[Begin]
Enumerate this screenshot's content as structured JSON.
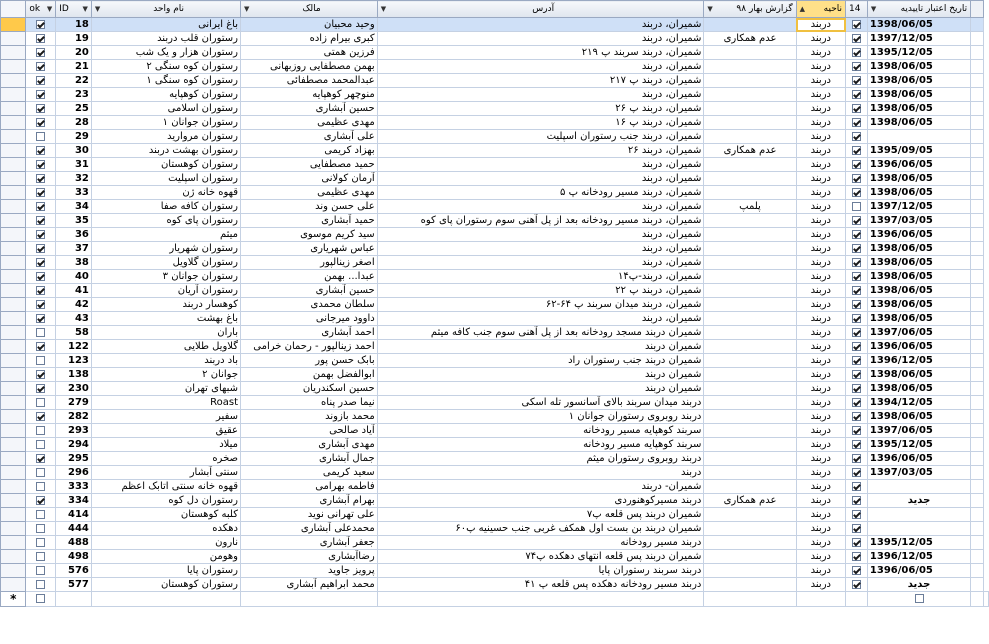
{
  "headers": {
    "ok": "ok",
    "id": "ID",
    "name": "نام واحد",
    "owner": "مالک",
    "address": "آدرس",
    "report": "گزارش بهار ۹۸",
    "area": "ناحیه",
    "c14": "14",
    "date": "تاریخ اعتبار تاییدیه"
  },
  "rows": [
    {
      "ok": true,
      "id": "18",
      "name": "باغ ایرانی",
      "owner": "وحید محبیان",
      "address": "شمیران، دربند",
      "report": "",
      "area": "دربند",
      "c14": true,
      "date": "1398/06/05"
    },
    {
      "ok": true,
      "id": "19",
      "name": "رستوران قلب دربند",
      "owner": "کبری بیرام زاده",
      "address": "شمیران، دربند",
      "report": "عدم همکاری",
      "area": "دربند",
      "c14": true,
      "date": "1397/12/05"
    },
    {
      "ok": true,
      "id": "20",
      "name": "رستوران هزار و یک شب",
      "owner": "فرزین همتی",
      "address": "شمیران، دربند سربند پ ۲۱۹",
      "report": "",
      "area": "دربند",
      "c14": true,
      "date": "1395/12/05"
    },
    {
      "ok": true,
      "id": "21",
      "name": "رستوران کوه سنگی ۲",
      "owner": "بهمن مصطفایی روزبهانی",
      "address": "شمیران، دربند",
      "report": "",
      "area": "دربند",
      "c14": true,
      "date": "1398/06/05"
    },
    {
      "ok": true,
      "id": "22",
      "name": "رستوران کوه سنگی ۱",
      "owner": "عبدالمحمد مصطفائی",
      "address": "شمیران، دربند پ ۲۱۷",
      "report": "",
      "area": "دربند",
      "c14": true,
      "date": "1398/06/05"
    },
    {
      "ok": true,
      "id": "23",
      "name": "رستوران کوهپایه",
      "owner": "منوچهر کوهپایه",
      "address": "شمیران، دربند",
      "report": "",
      "area": "دربند",
      "c14": true,
      "date": "1398/06/05"
    },
    {
      "ok": true,
      "id": "25",
      "name": "رستوران اسلامی",
      "owner": "حسین آبشاری",
      "address": "شمیران، دربند پ ۲۶",
      "report": "",
      "area": "دربند",
      "c14": true,
      "date": "1398/06/05"
    },
    {
      "ok": true,
      "id": "28",
      "name": "رستوران جوانان ۱",
      "owner": "مهدی عظیمی",
      "address": "شمیران، دربند پ ۱۶",
      "report": "",
      "area": "دربند",
      "c14": true,
      "date": "1398/06/05"
    },
    {
      "ok": false,
      "id": "29",
      "name": "رستوران مروارید",
      "owner": "علی آبشاری",
      "address": "شمیران، دربند جنب رستوران اسپلیت",
      "report": "",
      "area": "دربند",
      "c14": true,
      "date": ""
    },
    {
      "ok": true,
      "id": "30",
      "name": "رستوران بهشت دربند",
      "owner": "بهزاد کریمی",
      "address": "شمیران، دربند ۲۶",
      "report": "عدم همکاری",
      "area": "دربند",
      "c14": true,
      "date": "1395/09/05"
    },
    {
      "ok": true,
      "id": "31",
      "name": "رستوران کوهستان",
      "owner": "حمید مصطفایی",
      "address": "شمیران، دربند",
      "report": "",
      "area": "دربند",
      "c14": true,
      "date": "1396/06/05"
    },
    {
      "ok": true,
      "id": "32",
      "name": "رستوران اسپلیت",
      "owner": "آرمان کولانی",
      "address": "شمیران، دربند",
      "report": "",
      "area": "دربند",
      "c14": true,
      "date": "1398/06/05"
    },
    {
      "ok": true,
      "id": "33",
      "name": "قهوه خانه ژن",
      "owner": "مهدی عظیمی",
      "address": "شمیران، دربند مسیر رودخانه پ ۵",
      "report": "",
      "area": "دربند",
      "c14": true,
      "date": "1398/06/05"
    },
    {
      "ok": true,
      "id": "34",
      "name": "رستوران کافه صفا",
      "owner": "علی حسن وند",
      "address": "شمیران، دربند",
      "report": "پلمپ",
      "area": "دربند",
      "c14": false,
      "date": "1397/12/05"
    },
    {
      "ok": true,
      "id": "35",
      "name": "رستوران پای کوه",
      "owner": "حمید آبشاری",
      "address": "شمیران، دربند مسیر رودخانه بعد از پل آهنی سوم رستوران پای کوه",
      "report": "",
      "area": "دربند",
      "c14": true,
      "date": "1397/03/05"
    },
    {
      "ok": true,
      "id": "36",
      "name": "میثم",
      "owner": "سید کریم موسوی",
      "address": "شمیران، دربند",
      "report": "",
      "area": "دربند",
      "c14": true,
      "date": "1396/06/05"
    },
    {
      "ok": true,
      "id": "37",
      "name": "رستوران شهریار",
      "owner": "عباس شهریاری",
      "address": "شمیران، دربند",
      "report": "",
      "area": "دربند",
      "c14": true,
      "date": "1398/06/05"
    },
    {
      "ok": true,
      "id": "38",
      "name": "رستوران گلاویل",
      "owner": "اصغر زینالپور",
      "address": "شمیران، دربند",
      "report": "",
      "area": "دربند",
      "c14": true,
      "date": "1398/06/05"
    },
    {
      "ok": true,
      "id": "40",
      "name": "رستوران جوانان ۳",
      "owner": "عبدا... بهمن",
      "address": "شمیران، دربند-پ۱۴",
      "report": "",
      "area": "دربند",
      "c14": true,
      "date": "1398/06/05"
    },
    {
      "ok": true,
      "id": "41",
      "name": "رستوران آریان",
      "owner": "حسین آبشاری",
      "address": "شمیران، دربند پ ۲۲",
      "report": "",
      "area": "دربند",
      "c14": true,
      "date": "1398/06/05"
    },
    {
      "ok": true,
      "id": "42",
      "name": "کوهسار دربند",
      "owner": "سلطان محمدی",
      "address": "شمیران، دربند میدان سربند پ ۶۴-۶۲",
      "report": "",
      "area": "دربند",
      "c14": true,
      "date": "1398/06/05"
    },
    {
      "ok": true,
      "id": "43",
      "name": "باغ بهشت",
      "owner": "داوود میرجانی",
      "address": "شمیران، دربند",
      "report": "",
      "area": "دربند",
      "c14": true,
      "date": "1398/06/05"
    },
    {
      "ok": false,
      "id": "58",
      "name": "باران",
      "owner": "احمد آبشاری",
      "address": "شمیران دربند مسجد رودخانه بعد از پل آهنی سوم جنب کافه میثم",
      "report": "",
      "area": "دربند",
      "c14": true,
      "date": "1397/06/05"
    },
    {
      "ok": true,
      "id": "122",
      "name": "گلاویل طلایی",
      "owner": "احمد زینالپور - رحمان خرامی",
      "address": "شمیران دربند",
      "report": "",
      "area": "دربند",
      "c14": true,
      "date": "1396/06/05"
    },
    {
      "ok": false,
      "id": "123",
      "name": "باد دربند",
      "owner": "بابک حسن پور",
      "address": "شمیران دربند جنب رستوران راد",
      "report": "",
      "area": "دربند",
      "c14": true,
      "date": "1396/12/05"
    },
    {
      "ok": true,
      "id": "138",
      "name": "جوانان ۲",
      "owner": "ابوالفضل بهمن",
      "address": "شمیران دربند",
      "report": "",
      "area": "دربند",
      "c14": true,
      "date": "1398/06/05"
    },
    {
      "ok": true,
      "id": "230",
      "name": "شبهای تهران",
      "owner": "حسین اسکندریان",
      "address": "شمیران دربند",
      "report": "",
      "area": "دربند",
      "c14": true,
      "date": "1398/06/05"
    },
    {
      "ok": false,
      "id": "279",
      "name": "Roast",
      "owner": "نیما صدر پناه",
      "address": "دربند میدان سربند بالای آسانسور تله اسکی",
      "report": "",
      "area": "دربند",
      "c14": true,
      "date": "1394/12/05"
    },
    {
      "ok": true,
      "id": "282",
      "name": "سفیر",
      "owner": "محمد بازوند",
      "address": "دربند روبروی رستوران جوانان ۱",
      "report": "",
      "area": "دربند",
      "c14": true,
      "date": "1398/06/05"
    },
    {
      "ok": false,
      "id": "293",
      "name": "عقیق",
      "owner": "آیاد صالحی",
      "address": "سربند کوهپایه مسیر رودخانه",
      "report": "",
      "area": "دربند",
      "c14": true,
      "date": "1397/06/05"
    },
    {
      "ok": false,
      "id": "294",
      "name": "میلاد",
      "owner": "مهدی آبشاری",
      "address": "سربند کوهپایه مسیر رودخانه",
      "report": "",
      "area": "دربند",
      "c14": true,
      "date": "1395/12/05"
    },
    {
      "ok": true,
      "id": "295",
      "name": "صخره",
      "owner": "جمال آبشاری",
      "address": "دربند روبروی رستوران میثم",
      "report": "",
      "area": "دربند",
      "c14": true,
      "date": "1396/06/05"
    },
    {
      "ok": false,
      "id": "296",
      "name": "سنتی آبشار",
      "owner": "سعید کریمی",
      "address": "دربند",
      "report": "",
      "area": "دربند",
      "c14": true,
      "date": "1397/03/05"
    },
    {
      "ok": false,
      "id": "333",
      "name": "قهوه خانه سنتی اتابک اعظم",
      "owner": "فاطمه بهرامی",
      "address": "شمیران- دربند",
      "report": "",
      "area": "دربند",
      "c14": true,
      "date": ""
    },
    {
      "ok": true,
      "id": "334",
      "name": "رستوران دل کوه",
      "owner": "بهرام آبشاری",
      "address": "دربند مسیرکوهنوردی",
      "report": "عدم همکاری",
      "area": "دربند",
      "c14": true,
      "date": "جدید"
    },
    {
      "ok": false,
      "id": "414",
      "name": "کلبه کوهستان",
      "owner": "علی تهرانی نوید",
      "address": "شمیران دربند پس قلعه پ۷",
      "report": "",
      "area": "دربند",
      "c14": true,
      "date": ""
    },
    {
      "ok": false,
      "id": "444",
      "name": "دهکده",
      "owner": "محمدعلی آبشاری",
      "address": "شمیران دربند بن بست اول همکف غربی جنب حسینیه پ۶۰",
      "report": "",
      "area": "دربند",
      "c14": true,
      "date": ""
    },
    {
      "ok": false,
      "id": "488",
      "name": "نارون",
      "owner": "جعفر آبشاری",
      "address": "دربند مسیر رودخانه",
      "report": "",
      "area": "دربند",
      "c14": true,
      "date": "1395/12/05"
    },
    {
      "ok": false,
      "id": "498",
      "name": "وهومن",
      "owner": "رضاآبشاری",
      "address": "شمیران دربند پس قلعه انتهای دهکده پ۷۴",
      "report": "",
      "area": "دربند",
      "c14": true,
      "date": "1396/12/05"
    },
    {
      "ok": false,
      "id": "576",
      "name": "رستوران پایا",
      "owner": "پرویز جاوید",
      "address": "دربند سربند رستوران پایا",
      "report": "",
      "area": "دربند",
      "c14": true,
      "date": "1396/06/05"
    },
    {
      "ok": false,
      "id": "577",
      "name": "رستوران کوهستان",
      "owner": "محمد ابراهیم آبشاری",
      "address": "دربند مسیر رودخانه دهکده پس قلعه پ ۴۱",
      "report": "",
      "area": "دربند",
      "c14": true,
      "date": "جدید"
    }
  ],
  "new_row_marker": "*"
}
[End]
▸ WHAT IS ASKED
Copy each line of the records containing the string "قهوه".

▸ OUTPUT OF THE EXERCISE
      "name": "قهوه خانه ژن",
      "name": "قهوه خانه سنتی اتابک اعظم",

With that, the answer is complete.